-- DATA FOR PROCESSING start --

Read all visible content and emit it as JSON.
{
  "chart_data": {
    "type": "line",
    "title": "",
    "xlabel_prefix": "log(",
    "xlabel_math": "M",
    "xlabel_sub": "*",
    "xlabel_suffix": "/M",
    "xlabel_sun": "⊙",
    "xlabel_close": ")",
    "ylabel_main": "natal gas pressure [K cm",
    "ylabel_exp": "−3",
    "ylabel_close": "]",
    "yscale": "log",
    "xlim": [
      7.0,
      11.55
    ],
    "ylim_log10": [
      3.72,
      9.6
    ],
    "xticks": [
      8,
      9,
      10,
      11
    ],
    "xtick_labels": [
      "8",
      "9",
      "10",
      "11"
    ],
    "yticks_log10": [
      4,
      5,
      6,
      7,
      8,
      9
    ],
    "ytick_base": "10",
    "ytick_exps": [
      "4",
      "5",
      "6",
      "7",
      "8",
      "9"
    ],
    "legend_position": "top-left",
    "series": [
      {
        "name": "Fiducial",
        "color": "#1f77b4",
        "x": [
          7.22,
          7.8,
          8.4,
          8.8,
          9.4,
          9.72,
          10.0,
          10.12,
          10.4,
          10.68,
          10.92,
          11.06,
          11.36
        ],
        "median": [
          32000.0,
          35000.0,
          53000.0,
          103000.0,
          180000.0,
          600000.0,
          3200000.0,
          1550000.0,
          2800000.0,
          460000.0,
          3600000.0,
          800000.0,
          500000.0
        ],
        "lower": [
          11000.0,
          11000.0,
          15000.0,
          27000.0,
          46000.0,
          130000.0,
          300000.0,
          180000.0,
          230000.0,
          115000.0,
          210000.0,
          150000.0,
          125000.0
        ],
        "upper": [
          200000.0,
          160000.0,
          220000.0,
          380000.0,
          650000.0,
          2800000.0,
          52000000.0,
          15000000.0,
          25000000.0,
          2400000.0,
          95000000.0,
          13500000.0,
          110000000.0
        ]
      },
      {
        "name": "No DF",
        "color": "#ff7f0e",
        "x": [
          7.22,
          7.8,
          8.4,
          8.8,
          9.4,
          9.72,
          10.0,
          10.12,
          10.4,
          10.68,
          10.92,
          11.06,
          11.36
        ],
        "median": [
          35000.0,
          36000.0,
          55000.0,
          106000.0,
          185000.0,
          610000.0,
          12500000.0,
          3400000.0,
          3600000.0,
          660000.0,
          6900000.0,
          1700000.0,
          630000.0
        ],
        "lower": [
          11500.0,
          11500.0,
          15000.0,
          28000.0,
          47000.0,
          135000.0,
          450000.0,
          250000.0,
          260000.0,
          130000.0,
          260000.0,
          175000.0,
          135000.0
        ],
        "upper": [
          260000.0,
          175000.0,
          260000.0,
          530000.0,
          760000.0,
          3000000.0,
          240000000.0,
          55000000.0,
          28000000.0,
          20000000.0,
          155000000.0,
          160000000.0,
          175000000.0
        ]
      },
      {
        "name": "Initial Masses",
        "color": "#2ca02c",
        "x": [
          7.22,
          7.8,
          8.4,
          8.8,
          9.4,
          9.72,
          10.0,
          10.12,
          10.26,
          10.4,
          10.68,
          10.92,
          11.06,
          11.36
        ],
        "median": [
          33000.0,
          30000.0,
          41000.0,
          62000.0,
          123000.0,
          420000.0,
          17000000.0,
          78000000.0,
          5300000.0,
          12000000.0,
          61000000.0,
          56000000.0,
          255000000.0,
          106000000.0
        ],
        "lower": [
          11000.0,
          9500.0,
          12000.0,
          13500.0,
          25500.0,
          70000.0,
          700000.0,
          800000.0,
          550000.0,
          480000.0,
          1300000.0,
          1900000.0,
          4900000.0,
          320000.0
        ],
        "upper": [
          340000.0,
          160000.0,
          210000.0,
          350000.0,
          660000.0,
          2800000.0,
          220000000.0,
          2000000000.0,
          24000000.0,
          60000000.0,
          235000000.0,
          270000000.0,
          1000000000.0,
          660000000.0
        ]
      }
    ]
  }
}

-- DATA FOR PROCESSING end --

### WHAT THE EXERCISE ASKS
Each record above should be output again exactly.

### ANSWER BELOW
Read all visible content and emit it as JSON.
{
  "chart_data": {
    "type": "line",
    "title": "",
    "xlabel_prefix": "log(",
    "xlabel_math": "M",
    "xlabel_sub": "*",
    "xlabel_suffix": "/M",
    "xlabel_sun": "⊙",
    "xlabel_close": ")",
    "ylabel_main": "natal gas pressure [K cm",
    "ylabel_exp": "−3",
    "ylabel_close": "]",
    "yscale": "log",
    "xlim": [
      7.0,
      11.55
    ],
    "ylim_log10": [
      3.72,
      9.6
    ],
    "xticks": [
      8,
      9,
      10,
      11
    ],
    "xtick_labels": [
      "8",
      "9",
      "10",
      "11"
    ],
    "yticks_log10": [
      4,
      5,
      6,
      7,
      8,
      9
    ],
    "ytick_base": "10",
    "ytick_exps": [
      "4",
      "5",
      "6",
      "7",
      "8",
      "9"
    ],
    "legend_position": "top-left",
    "series": [
      {
        "name": "Fiducial",
        "color": "#1f77b4",
        "x": [
          7.22,
          7.8,
          8.4,
          8.8,
          9.4,
          9.72,
          10.0,
          10.12,
          10.4,
          10.68,
          10.92,
          11.06,
          11.36
        ],
        "median": [
          32000.0,
          35000.0,
          53000.0,
          103000.0,
          180000.0,
          600000.0,
          3200000.0,
          1550000.0,
          2800000.0,
          460000.0,
          3600000.0,
          800000.0,
          500000.0
        ],
        "lower": [
          11000.0,
          11000.0,
          15000.0,
          27000.0,
          46000.0,
          130000.0,
          300000.0,
          180000.0,
          230000.0,
          115000.0,
          210000.0,
          150000.0,
          125000.0
        ],
        "upper": [
          200000.0,
          160000.0,
          220000.0,
          380000.0,
          650000.0,
          2800000.0,
          52000000.0,
          15000000.0,
          25000000.0,
          2400000.0,
          95000000.0,
          13500000.0,
          110000000.0
        ]
      },
      {
        "name": "No DF",
        "color": "#ff7f0e",
        "x": [
          7.22,
          7.8,
          8.4,
          8.8,
          9.4,
          9.72,
          10.0,
          10.12,
          10.4,
          10.68,
          10.92,
          11.06,
          11.36
        ],
        "median": [
          35000.0,
          36000.0,
          55000.0,
          106000.0,
          185000.0,
          610000.0,
          12500000.0,
          3400000.0,
          3600000.0,
          660000.0,
          6900000.0,
          1700000.0,
          630000.0
        ],
        "lower": [
          11500.0,
          11500.0,
          15000.0,
          28000.0,
          47000.0,
          135000.0,
          450000.0,
          250000.0,
          260000.0,
          130000.0,
          260000.0,
          175000.0,
          135000.0
        ],
        "upper": [
          260000.0,
          175000.0,
          260000.0,
          530000.0,
          760000.0,
          3000000.0,
          240000000.0,
          55000000.0,
          28000000.0,
          20000000.0,
          155000000.0,
          160000000.0,
          175000000.0
        ]
      },
      {
        "name": "Initial Masses",
        "color": "#2ca02c",
        "x": [
          7.22,
          7.8,
          8.4,
          8.8,
          9.4,
          9.72,
          10.0,
          10.12,
          10.26,
          10.4,
          10.68,
          10.92,
          11.06,
          11.36
        ],
        "median": [
          33000.0,
          30000.0,
          41000.0,
          62000.0,
          123000.0,
          420000.0,
          17000000.0,
          78000000.0,
          5300000.0,
          12000000.0,
          61000000.0,
          56000000.0,
          255000000.0,
          106000000.0
        ],
        "lower": [
          11000.0,
          9500.0,
          12000.0,
          13500.0,
          25500.0,
          70000.0,
          700000.0,
          800000.0,
          550000.0,
          480000.0,
          1300000.0,
          1900000.0,
          4900000.0,
          320000.0
        ],
        "upper": [
          340000.0,
          160000.0,
          210000.0,
          350000.0,
          660000.0,
          2800000.0,
          220000000.0,
          2000000000.0,
          24000000.0,
          60000000.0,
          235000000.0,
          270000000.0,
          1000000000.0,
          660000000.0
        ]
      }
    ]
  }
}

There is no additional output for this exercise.